§ Texto fornecido:
Da Redação da Agência Pública
Foi dia de casa cheia. No último sábado, 9 de abril, cerca de cem pessoas estiveram na Casa Pública em Botafogo, Rio de Janeiro, para ouvir uma conversa necessária sobre a cobertura do impeachment. De um lado, Eugênio Bucci, pensador e jornalista, professor da Universidade de São Paulo e diretor da edição brasileira da Columbia Journalism Review; do outro, Laura Capriglione, uma das mais conhecidas repórteres brasileiras, que depois de ter passado por veículos como Folha de S.Paulo e Veja, abraçou o jornalismo independente, tendo fundado a organização Ponte e o coletivo Jornalistas Livres, do qual é uma das principais vozes.
São visões dissonantes, em alguns pontos opostas, sobre o papel que a mídia tem cumprido na evolução do processo de impeachment da presidente Dilma Rousseff. Durante a Conversa Pública, ambos foram entrevistados pela jornalista Tatiana Farah, ex-repórter do Globo e colaboradora da Pública – e pelo público presente. Uma conversa e tanto.
A seguir, alguns trechos dos pontos abordados pelos nossos entrevistados,
Tatiana Farah – Como este momento da imprensa vai ser visto daqui a 20 anos?

§ Tarefa escrita a: Mostre, copiadas por inteiro, todas as linhas que contêm a sequência "item". Maiúsculas e minúsculas devem ser diferenciadas.
As linhas não guardam relação alguma com o texto.

§ Material do exercício:
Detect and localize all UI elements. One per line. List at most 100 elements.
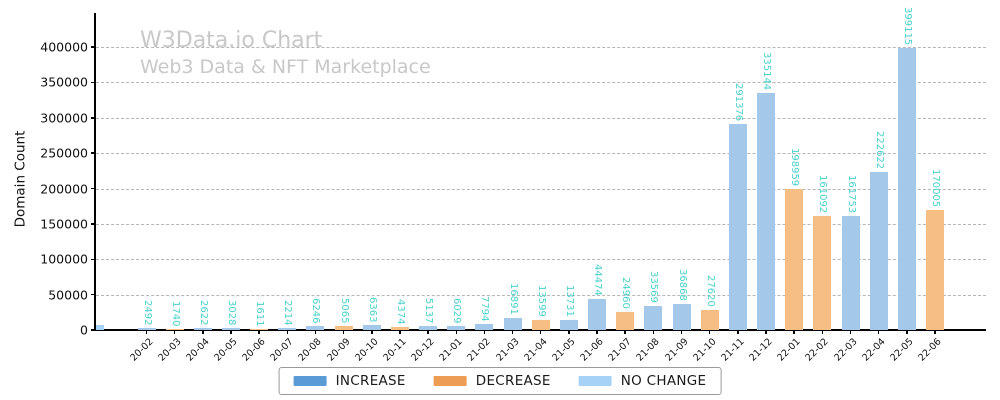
bar-value-label: 27620 — [704, 275, 716, 308]
y-tick-label: 300000 — [40, 110, 88, 126]
x-tick-mark — [568, 330, 570, 334]
x-tick-mark — [202, 330, 204, 334]
x-tick-mark — [934, 330, 936, 334]
bar-value-label: 1611 — [254, 300, 266, 326]
legend-swatch-decrease — [433, 376, 467, 386]
bar-20-11 — [390, 326, 409, 330]
bar-22-02 — [813, 216, 832, 330]
x-tick-mark — [455, 330, 457, 334]
x-tick-mark — [342, 330, 345, 334]
x-tick-label-21-12: 21-12 — [747, 336, 775, 364]
bar-22-01 — [785, 189, 804, 330]
x-tick-label-20-05: 20-05 — [212, 336, 240, 364]
x-tick-label-21-10: 21-10 — [691, 336, 719, 364]
legend-item-nochange: NO CHANGE — [578, 373, 707, 389]
x-tick-label-21-07: 21-07 — [606, 336, 634, 364]
y-tick-label: 350000 — [40, 74, 88, 90]
x-tick-mark — [765, 330, 767, 334]
bar-value-label: 2214 — [282, 300, 294, 326]
bar-20-05 — [221, 327, 240, 330]
legend-label: DECREASE — [475, 373, 551, 389]
bar-value-label: 1740 — [169, 300, 181, 326]
y-tick-mark — [91, 117, 96, 119]
x-tick-label-20-09: 20-09 — [324, 336, 353, 364]
x-tick-mark — [258, 330, 260, 334]
gridline — [96, 47, 986, 48]
y-tick-mark — [91, 46, 96, 48]
bar-value-label: 44474 — [592, 263, 604, 296]
x-tick-label-20-02: 20-02 — [127, 336, 156, 364]
x-tick-label-20-08: 20-08 — [296, 336, 325, 364]
chart-subtitle: Web3 Data & NFT Marketplace — [140, 56, 431, 78]
bar-value-label: 170005 — [929, 168, 941, 207]
x-tick-label-20-11: 20-11 — [381, 336, 409, 364]
x-tick-label-20-04: 20-04 — [184, 336, 212, 364]
x-tick-label-20-10: 20-10 — [353, 336, 381, 364]
x-tick-label-21-11: 21-11 — [719, 336, 747, 364]
bar-value-label: 3028 — [225, 299, 237, 326]
bar-21-02 — [475, 324, 494, 330]
bar-value-label: 161753 — [845, 174, 857, 213]
bar-value-label: 24960 — [620, 277, 632, 310]
x-tick-mark — [483, 330, 486, 334]
x-tick-mark — [680, 330, 683, 334]
x-tick-mark — [596, 330, 598, 334]
x-tick-label-21-05: 21-05 — [550, 336, 578, 364]
x-tick-label-22-02: 22-02 — [803, 336, 832, 364]
bar-value-label: 16891 — [507, 283, 519, 315]
bar-20-02 — [137, 328, 156, 330]
y-tick-label: 250000 — [40, 145, 88, 161]
bar-value-label: 6363 — [366, 297, 378, 323]
legend-item-decrease: DECREASE — [433, 373, 551, 389]
x-tick-mark — [230, 330, 232, 334]
gridline — [96, 188, 986, 190]
x-tick-label-21-08: 21-08 — [634, 336, 663, 364]
x-tick-mark — [511, 330, 514, 334]
gridline — [96, 294, 986, 296]
bar-21-05 — [559, 320, 578, 330]
bar-20-10 — [362, 325, 381, 330]
bar-21-03 — [503, 318, 522, 330]
x-tick-label-22-06: 22-06 — [916, 336, 944, 364]
bar-value-label: 198959 — [789, 148, 801, 187]
bar-value-label: 4374 — [394, 298, 406, 325]
bar-21-11 — [728, 123, 747, 330]
x-tick-label-22-04: 22-04 — [860, 336, 888, 364]
bar-value-label: 2492 — [141, 300, 153, 326]
bar-21-08 — [644, 306, 663, 330]
bar-value-label: 5065 — [338, 298, 350, 324]
x-tick-label-21-04: 21-04 — [522, 336, 550, 364]
y-tick-label: 200000 — [40, 181, 88, 196]
y-tick-label: 100000 — [40, 251, 88, 267]
bar-value-label: 13599 — [535, 285, 547, 318]
bar-21-07 — [616, 312, 635, 330]
x-tick-mark — [906, 330, 908, 334]
y-tick-mark — [91, 258, 96, 260]
legend-label: NO CHANGE — [620, 373, 707, 389]
bar-22-05 — [897, 47, 916, 330]
y-tick-mark — [91, 293, 96, 296]
legend: INCREASE DECREASE NO CHANGE — [278, 367, 722, 395]
x-tick-mark — [793, 330, 795, 334]
x-tick-label-21-03: 21-03 — [493, 336, 522, 364]
gridline — [96, 82, 986, 84]
x-tick-mark — [849, 330, 852, 334]
bar-20-09 — [334, 326, 353, 330]
bar-22-03 — [841, 215, 860, 330]
bar-21-01 — [447, 325, 466, 330]
bar-20-07 — [278, 328, 297, 330]
y-tick-label: 0 — [80, 322, 88, 338]
x-tick-mark — [145, 330, 148, 334]
legend-item-increase: INCREASE — [293, 373, 406, 389]
x-tick-label-21-06: 21-06 — [578, 336, 606, 364]
bar-value-label: 399115 — [901, 6, 913, 45]
legend-swatch-nochange — [578, 376, 612, 386]
x-tick-mark — [314, 330, 317, 334]
legend-swatch-increase — [293, 376, 327, 386]
x-tick-mark — [737, 330, 739, 334]
y-tick-mark — [91, 81, 96, 84]
x-tick-mark — [173, 330, 176, 334]
bar-21-12 — [757, 92, 776, 330]
x-tick-label-22-01: 22-01 — [775, 336, 803, 364]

§ Tarefa escrita b: Repita integralmente o texto sobre a cobertura do impeachment.

§ Resposta correta a:
legend-item-nochange: NO CHANGE — [578, 373, 707, 389]
legend-item-decrease: DECREASE — [433, 373, 551, 389]
legend-item-increase: INCREASE — [293, 373, 406, 389]

§ Resposta correta b:
Da Redação da Agência Pública
Foi dia de casa cheia. No último sábado, 9 de abril, cerca de cem pessoas estiveram na Casa Pública em Botafogo, Rio de Janeiro, para ouvir uma conversa necessária sobre a cobertura do impeachment. De um lado, Eugênio Bucci, pensador e jornalista, professor da Universidade de São Paulo e diretor da edição brasileira da Columbia Journalism Review; do outro, Laura Capriglione, uma das mais conhecidas repórteres brasileiras, que depois de ter passado por veículos como Folha de S.Paulo e Veja, abraçou o jornalismo independente, tendo fundado a organização Ponte e o coletivo Jornalistas Livres, do qual é uma das principais vozes.
São visões dissonantes, em alguns pontos opostas, sobre o papel que a mídia tem cumprido na evolução do processo de impeachment da presidente Dilma Rousseff. Durante a Conversa Pública, ambos foram entrevistados pela jornalista Tatiana Farah, ex-repórter do Globo e colaboradora da Pública – e pelo público presente. Uma conversa e tanto.
A seguir, alguns trechos dos pontos abordados pelos nossos entrevistados,
Tatiana Farah – Como este momento da imprensa vai ser visto daqui a 20 anos?